▸ What to work on
Below you will find a set of lines. Repeat them all exactly.

▸ The records

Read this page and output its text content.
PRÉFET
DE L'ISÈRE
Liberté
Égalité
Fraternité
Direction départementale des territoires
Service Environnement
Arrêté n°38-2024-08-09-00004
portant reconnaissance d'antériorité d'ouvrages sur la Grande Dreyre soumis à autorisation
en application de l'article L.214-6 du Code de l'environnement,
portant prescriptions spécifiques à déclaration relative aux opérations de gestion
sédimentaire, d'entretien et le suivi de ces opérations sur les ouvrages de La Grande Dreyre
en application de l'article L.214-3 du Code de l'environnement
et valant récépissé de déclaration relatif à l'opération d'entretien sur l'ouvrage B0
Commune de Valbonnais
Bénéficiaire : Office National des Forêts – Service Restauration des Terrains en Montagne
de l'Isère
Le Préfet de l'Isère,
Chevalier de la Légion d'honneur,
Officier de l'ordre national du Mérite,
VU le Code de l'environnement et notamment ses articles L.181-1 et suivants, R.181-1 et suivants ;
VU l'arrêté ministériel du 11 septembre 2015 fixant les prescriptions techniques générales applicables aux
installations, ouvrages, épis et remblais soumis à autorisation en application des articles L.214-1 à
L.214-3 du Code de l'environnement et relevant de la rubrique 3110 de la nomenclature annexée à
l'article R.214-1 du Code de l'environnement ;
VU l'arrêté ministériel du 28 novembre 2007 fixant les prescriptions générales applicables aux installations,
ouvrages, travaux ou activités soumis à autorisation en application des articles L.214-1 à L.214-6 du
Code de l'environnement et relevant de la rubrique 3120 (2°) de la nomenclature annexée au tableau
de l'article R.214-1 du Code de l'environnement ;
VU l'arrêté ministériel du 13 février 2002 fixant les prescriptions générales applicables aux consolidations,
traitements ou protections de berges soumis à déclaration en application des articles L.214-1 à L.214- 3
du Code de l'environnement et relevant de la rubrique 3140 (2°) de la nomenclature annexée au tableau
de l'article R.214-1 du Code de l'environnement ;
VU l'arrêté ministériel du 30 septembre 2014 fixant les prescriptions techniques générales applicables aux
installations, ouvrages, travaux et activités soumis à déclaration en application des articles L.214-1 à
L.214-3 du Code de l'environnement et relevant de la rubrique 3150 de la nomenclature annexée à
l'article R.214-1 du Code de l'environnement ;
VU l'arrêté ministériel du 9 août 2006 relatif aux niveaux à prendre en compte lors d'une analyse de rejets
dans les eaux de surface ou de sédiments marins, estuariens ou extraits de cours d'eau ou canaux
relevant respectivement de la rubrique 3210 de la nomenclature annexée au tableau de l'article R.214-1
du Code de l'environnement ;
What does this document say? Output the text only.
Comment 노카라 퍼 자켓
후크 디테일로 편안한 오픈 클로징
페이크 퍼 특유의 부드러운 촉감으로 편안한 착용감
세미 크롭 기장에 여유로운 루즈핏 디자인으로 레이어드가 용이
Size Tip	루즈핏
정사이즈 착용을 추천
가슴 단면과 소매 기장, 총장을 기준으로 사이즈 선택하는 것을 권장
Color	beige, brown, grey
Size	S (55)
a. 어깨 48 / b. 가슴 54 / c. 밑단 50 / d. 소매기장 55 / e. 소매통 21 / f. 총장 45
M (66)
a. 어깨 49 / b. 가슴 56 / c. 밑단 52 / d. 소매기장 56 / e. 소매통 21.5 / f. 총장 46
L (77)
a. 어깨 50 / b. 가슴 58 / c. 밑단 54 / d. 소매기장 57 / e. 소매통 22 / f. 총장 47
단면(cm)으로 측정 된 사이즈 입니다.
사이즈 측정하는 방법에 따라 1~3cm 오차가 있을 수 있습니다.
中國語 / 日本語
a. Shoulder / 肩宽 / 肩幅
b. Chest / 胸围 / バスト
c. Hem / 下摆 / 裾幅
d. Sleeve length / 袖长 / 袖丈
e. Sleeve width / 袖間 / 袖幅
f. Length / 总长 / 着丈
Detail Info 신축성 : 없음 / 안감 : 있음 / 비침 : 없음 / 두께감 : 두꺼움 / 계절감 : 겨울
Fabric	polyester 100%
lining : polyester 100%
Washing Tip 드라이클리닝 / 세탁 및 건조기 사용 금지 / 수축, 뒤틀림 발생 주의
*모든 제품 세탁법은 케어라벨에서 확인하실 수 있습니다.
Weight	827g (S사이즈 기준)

▸ Right answer
Read this page and output its text content.
PRÉFET
DE L'ISÈRE
Liberté
Égalité
Fraternité
Direction départementale des territoires
Service Environnement
Arrêté n°38-2024-08-09-00004
portant reconnaissance d'antériorité d'ouvrages sur la Grande Dreyre soumis à autorisation
en application de l'article L.214-6 du Code de l'environnement,
portant prescriptions spécifiques à déclaration relative aux opérations de gestion
sédimentaire, d'entretien et le suivi de ces opérations sur les ouvrages de La Grande Dreyre
en application de l'article L.214-3 du Code de l'environnement
et valant récépissé de déclaration relatif à l'opération d'entretien sur l'ouvrage B0
Commune de Valbonnais
Bénéficiaire : Office National des Forêts – Service Restauration des Terrains en Montagne
de l'Isère
Le Préfet de l'Isère,
Chevalier de la Légion d'honneur,
Officier de l'ordre national du Mérite,
VU le Code de l'environnement et notamment ses articles L.181-1 et suivants, R.181-1 et suivants ;
VU l'arrêté ministériel du 11 septembre 2015 fixant les prescriptions techniques générales applicables aux
installations, ouvrages, épis et remblais soumis à autorisation en application des articles L.214-1 à
L.214-3 du Code de l'environnement et relevant de la rubrique 3110 de la nomenclature annexée à
l'article R.214-1 du Code de l'environnement ;
VU l'arrêté ministériel du 28 novembre 2007 fixant les prescriptions générales applicables aux installations,
ouvrages, travaux ou activités soumis à autorisation en application des articles L.214-1 à L.214-6 du
Code de l'environnement et relevant de la rubrique 3120 (2°) de la nomenclature annexée au tableau
de l'article R.214-1 du Code de l'environnement ;
VU l'arrêté ministériel du 13 février 2002 fixant les prescriptions générales applicables aux consolidations,
traitements ou protections de berges soumis à déclaration en application des articles L.214-1 à L.214- 3
du Code de l'environnement et relevant de la rubrique 3140 (2°) de la nomenclature annexée au tableau
de l'article R.214-1 du Code de l'environnement ;
VU l'arrêté ministériel du 30 septembre 2014 fixant les prescriptions techniques générales applicables aux
installations, ouvrages, travaux et activités soumis à déclaration en application des articles L.214-1 à
L.214-3 du Code de l'environnement et relevant de la rubrique 3150 de la nomenclature annexée à
l'article R.214-1 du Code de l'environnement ;
VU l'arrêté ministériel du 9 août 2006 relatif aux niveaux à prendre en compte lors d'une analyse de rejets
dans les eaux de surface ou de sédiments marins, estuariens ou extraits de cours d'eau ou canaux
relevant respectivement de la rubrique 3210 de la nomenclature annexée au tableau de l'article R.214-1
du Code de l'environnement ;
What does this document say? Output the text only.
Comment 노카라 퍼 자켓
후크 디테일로 편안한 오픈 클로징
페이크 퍼 특유의 부드러운 촉감으로 편안한 착용감
세미 크롭 기장에 여유로운 루즈핏 디자인으로 레이어드가 용이
Size Tip	루즈핏
정사이즈 착용을 추천
가슴 단면과 소매 기장, 총장을 기준으로 사이즈 선택하는 것을 권장
Color	beige, brown, grey
Size	S (55)
a. 어깨 48 / b. 가슴 54 / c. 밑단 50 / d. 소매기장 55 / e. 소매통 21 / f. 총장 45
M (66)
a. 어깨 49 / b. 가슴 56 / c. 밑단 52 / d. 소매기장 56 / e. 소매통 21.5 / f. 총장 46
L (77)
a. 어깨 50 / b. 가슴 58 / c. 밑단 54 / d. 소매기장 57 / e. 소매통 22 / f. 총장 47
단면(cm)으로 측정 된 사이즈 입니다.
사이즈 측정하는 방법에 따라 1~3cm 오차가 있을 수 있습니다.
中國語 / 日本語
a. Shoulder / 肩宽 / 肩幅
b. Chest / 胸围 / バスト
c. Hem / 下摆 / 裾幅
d. Sleeve length / 袖长 / 袖丈
e. Sleeve width / 袖間 / 袖幅
f. Length / 总长 / 着丈
Detail Info 신축성 : 없음 / 안감 : 있음 / 비침 : 없음 / 두께감 : 두꺼움 / 계절감 : 겨울
Fabric	polyester 100%
lining : polyester 100%
Washing Tip 드라이클리닝 / 세탁 및 건조기 사용 금지 / 수축, 뒤틀림 발생 주의
*모든 제품 세탁법은 케어라벨에서 확인하실 수 있습니다.
Weight	827g (S사이즈 기준)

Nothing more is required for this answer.